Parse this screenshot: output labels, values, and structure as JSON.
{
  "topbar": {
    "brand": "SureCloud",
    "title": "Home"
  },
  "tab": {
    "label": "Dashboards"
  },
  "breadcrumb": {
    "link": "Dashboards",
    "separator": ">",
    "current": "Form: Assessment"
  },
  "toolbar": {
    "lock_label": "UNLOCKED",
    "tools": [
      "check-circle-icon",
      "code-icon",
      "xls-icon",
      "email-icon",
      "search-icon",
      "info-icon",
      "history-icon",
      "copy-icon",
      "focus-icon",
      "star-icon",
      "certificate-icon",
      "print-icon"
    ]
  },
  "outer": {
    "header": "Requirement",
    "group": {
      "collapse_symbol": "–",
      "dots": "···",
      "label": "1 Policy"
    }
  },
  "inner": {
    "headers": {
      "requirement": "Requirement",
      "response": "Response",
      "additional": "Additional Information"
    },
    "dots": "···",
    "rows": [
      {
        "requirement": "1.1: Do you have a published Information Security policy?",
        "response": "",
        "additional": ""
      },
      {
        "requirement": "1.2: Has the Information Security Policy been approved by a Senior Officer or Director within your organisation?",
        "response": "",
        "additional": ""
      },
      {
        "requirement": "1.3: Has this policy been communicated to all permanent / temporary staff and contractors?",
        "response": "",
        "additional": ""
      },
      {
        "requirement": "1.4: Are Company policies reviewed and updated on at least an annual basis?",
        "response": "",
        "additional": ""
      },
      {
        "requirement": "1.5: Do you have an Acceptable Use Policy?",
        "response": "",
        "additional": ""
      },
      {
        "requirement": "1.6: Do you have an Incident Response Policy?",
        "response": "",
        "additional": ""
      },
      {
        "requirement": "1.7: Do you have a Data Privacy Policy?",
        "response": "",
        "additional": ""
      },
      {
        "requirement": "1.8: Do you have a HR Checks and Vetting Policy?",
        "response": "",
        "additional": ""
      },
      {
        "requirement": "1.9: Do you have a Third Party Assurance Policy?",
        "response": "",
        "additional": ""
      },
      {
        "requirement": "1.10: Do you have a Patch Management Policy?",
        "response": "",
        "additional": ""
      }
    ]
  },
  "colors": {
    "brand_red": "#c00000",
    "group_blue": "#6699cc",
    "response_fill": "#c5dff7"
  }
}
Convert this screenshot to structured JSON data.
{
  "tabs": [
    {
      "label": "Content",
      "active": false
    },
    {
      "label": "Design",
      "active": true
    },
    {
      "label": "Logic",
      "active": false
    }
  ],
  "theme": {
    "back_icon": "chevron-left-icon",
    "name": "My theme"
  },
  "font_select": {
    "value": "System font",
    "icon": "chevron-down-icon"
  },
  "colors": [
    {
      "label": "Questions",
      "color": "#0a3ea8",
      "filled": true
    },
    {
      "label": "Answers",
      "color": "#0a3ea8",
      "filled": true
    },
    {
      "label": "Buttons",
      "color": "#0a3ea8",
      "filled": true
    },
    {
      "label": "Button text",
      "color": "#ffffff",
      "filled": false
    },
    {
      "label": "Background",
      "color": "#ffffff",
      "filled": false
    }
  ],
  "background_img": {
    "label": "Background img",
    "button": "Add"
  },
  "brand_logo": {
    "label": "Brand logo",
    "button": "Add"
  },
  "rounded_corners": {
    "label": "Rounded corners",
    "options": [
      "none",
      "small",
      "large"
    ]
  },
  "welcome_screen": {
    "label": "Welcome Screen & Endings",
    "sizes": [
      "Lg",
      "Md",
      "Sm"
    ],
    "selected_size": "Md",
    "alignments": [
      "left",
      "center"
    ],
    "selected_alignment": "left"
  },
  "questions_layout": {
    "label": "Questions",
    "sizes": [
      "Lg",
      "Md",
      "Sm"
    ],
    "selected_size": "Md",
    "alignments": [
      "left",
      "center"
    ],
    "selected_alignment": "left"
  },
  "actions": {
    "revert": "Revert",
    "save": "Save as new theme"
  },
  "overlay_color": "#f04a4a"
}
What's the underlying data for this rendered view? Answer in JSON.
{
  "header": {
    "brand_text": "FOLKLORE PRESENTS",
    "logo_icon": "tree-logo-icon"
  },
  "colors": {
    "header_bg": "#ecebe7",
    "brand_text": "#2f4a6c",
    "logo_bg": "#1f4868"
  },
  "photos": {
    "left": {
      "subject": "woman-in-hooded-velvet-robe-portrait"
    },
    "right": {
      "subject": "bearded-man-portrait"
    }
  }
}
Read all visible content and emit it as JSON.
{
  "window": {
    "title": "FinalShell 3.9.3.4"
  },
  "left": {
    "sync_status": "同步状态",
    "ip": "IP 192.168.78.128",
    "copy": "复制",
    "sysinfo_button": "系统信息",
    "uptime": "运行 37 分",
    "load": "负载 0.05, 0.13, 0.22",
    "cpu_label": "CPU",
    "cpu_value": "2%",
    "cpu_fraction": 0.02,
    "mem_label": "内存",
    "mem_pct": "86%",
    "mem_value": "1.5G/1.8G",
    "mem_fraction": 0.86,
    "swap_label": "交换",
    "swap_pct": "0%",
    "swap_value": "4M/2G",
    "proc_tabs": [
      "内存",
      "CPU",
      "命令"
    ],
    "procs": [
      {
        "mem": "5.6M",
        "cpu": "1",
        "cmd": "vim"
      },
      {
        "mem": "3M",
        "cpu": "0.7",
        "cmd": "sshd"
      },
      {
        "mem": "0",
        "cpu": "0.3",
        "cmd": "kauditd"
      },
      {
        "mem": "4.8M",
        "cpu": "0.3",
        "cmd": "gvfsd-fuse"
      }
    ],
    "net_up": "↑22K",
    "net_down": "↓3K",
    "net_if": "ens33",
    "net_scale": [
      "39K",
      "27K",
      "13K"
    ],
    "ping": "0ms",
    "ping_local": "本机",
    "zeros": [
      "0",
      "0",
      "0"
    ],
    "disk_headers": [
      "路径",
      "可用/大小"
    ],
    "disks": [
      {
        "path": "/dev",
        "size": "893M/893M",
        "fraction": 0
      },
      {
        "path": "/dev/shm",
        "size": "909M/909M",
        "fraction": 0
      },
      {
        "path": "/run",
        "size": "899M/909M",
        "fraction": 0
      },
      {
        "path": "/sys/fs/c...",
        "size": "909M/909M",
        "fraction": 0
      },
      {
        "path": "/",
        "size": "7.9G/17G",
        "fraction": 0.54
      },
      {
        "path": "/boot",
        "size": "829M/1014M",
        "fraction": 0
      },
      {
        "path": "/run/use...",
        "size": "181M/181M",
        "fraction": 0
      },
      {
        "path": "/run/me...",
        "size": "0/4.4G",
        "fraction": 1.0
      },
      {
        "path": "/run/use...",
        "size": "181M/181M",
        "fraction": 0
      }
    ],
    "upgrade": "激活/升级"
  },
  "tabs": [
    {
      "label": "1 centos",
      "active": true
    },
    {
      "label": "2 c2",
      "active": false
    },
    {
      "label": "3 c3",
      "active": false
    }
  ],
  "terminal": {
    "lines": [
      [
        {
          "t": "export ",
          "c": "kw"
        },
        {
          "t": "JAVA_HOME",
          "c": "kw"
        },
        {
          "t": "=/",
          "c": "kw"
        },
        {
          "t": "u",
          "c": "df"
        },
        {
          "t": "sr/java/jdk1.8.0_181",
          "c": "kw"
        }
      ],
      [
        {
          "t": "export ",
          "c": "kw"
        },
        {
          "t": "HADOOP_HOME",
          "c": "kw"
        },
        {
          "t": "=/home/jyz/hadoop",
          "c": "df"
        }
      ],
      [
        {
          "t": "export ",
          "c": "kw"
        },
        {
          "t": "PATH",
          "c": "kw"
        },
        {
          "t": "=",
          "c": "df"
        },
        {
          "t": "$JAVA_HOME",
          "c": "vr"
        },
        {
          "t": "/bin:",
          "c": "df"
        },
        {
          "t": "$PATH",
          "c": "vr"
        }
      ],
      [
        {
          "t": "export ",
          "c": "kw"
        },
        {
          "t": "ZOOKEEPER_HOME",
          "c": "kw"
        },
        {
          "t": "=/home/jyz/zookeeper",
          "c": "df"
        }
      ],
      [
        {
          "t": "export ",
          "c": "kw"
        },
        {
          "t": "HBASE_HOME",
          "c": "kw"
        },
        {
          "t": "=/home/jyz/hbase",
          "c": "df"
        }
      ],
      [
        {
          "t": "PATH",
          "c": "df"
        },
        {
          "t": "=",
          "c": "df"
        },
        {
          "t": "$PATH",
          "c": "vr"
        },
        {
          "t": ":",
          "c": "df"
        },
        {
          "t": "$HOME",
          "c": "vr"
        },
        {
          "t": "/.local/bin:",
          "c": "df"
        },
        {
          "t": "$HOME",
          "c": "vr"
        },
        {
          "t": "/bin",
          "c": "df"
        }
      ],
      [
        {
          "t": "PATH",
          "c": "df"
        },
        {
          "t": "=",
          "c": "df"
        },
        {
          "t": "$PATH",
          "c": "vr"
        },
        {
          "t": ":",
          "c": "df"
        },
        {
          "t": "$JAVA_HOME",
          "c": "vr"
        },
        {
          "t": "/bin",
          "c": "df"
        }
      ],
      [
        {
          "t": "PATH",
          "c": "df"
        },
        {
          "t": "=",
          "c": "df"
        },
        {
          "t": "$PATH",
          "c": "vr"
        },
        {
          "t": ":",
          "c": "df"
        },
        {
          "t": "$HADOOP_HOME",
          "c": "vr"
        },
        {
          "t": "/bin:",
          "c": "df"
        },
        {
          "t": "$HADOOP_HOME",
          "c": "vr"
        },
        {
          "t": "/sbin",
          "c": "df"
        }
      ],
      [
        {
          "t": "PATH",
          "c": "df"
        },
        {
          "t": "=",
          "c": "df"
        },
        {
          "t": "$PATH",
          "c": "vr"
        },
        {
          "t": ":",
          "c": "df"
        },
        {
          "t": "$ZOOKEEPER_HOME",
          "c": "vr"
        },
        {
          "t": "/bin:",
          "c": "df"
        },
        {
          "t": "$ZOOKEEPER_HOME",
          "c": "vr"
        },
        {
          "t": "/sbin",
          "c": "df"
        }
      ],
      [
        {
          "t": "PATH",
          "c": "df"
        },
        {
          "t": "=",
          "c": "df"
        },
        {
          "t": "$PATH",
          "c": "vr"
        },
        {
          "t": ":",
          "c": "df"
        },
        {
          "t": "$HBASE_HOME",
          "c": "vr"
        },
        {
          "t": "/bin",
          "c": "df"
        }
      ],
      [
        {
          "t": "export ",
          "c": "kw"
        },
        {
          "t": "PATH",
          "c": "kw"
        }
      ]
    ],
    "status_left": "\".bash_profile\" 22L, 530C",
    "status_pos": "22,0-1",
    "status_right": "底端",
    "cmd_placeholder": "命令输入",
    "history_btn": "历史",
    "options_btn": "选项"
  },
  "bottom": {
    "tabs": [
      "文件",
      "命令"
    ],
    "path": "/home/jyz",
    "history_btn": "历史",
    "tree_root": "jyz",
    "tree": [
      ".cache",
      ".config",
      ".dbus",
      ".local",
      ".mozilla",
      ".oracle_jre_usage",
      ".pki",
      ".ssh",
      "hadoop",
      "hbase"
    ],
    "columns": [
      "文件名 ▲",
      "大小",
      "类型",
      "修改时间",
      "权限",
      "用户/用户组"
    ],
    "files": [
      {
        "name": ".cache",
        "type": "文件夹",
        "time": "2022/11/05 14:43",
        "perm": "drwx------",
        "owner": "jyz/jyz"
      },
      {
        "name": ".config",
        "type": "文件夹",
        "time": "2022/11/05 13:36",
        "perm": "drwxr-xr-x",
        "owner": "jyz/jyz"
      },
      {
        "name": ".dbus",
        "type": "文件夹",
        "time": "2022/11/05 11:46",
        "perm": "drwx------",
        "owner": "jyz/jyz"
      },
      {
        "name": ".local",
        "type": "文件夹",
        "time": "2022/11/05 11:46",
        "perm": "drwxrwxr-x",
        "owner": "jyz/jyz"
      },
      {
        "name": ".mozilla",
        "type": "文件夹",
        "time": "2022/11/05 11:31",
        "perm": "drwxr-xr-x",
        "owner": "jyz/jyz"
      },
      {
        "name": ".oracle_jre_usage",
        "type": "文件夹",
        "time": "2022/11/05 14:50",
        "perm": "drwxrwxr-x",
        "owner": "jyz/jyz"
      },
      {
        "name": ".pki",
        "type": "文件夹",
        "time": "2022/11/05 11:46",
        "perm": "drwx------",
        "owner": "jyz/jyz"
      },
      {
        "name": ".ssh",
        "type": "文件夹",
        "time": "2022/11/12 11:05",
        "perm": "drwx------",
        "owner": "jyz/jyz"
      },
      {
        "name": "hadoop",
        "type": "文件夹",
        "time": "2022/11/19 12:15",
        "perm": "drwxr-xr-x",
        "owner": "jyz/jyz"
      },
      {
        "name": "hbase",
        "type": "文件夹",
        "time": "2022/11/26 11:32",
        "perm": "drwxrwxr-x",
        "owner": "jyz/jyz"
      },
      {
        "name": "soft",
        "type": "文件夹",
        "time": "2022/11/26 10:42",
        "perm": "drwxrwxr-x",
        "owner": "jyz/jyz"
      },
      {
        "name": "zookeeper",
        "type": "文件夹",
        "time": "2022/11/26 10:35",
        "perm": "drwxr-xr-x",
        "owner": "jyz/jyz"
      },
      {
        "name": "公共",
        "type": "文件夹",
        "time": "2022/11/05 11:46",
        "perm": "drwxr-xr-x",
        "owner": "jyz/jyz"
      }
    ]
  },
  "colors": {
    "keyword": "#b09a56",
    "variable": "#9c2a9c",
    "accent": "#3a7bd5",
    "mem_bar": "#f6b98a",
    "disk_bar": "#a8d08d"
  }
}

· · · · ·

PROBLEM TO WORK ON –
Each line in the listing above that contains "screenshot" should be copied.

THE REPLY –
Parse this screenshot: output labels, values, and structure as JSON.
Convert this screenshot to structured JSON data.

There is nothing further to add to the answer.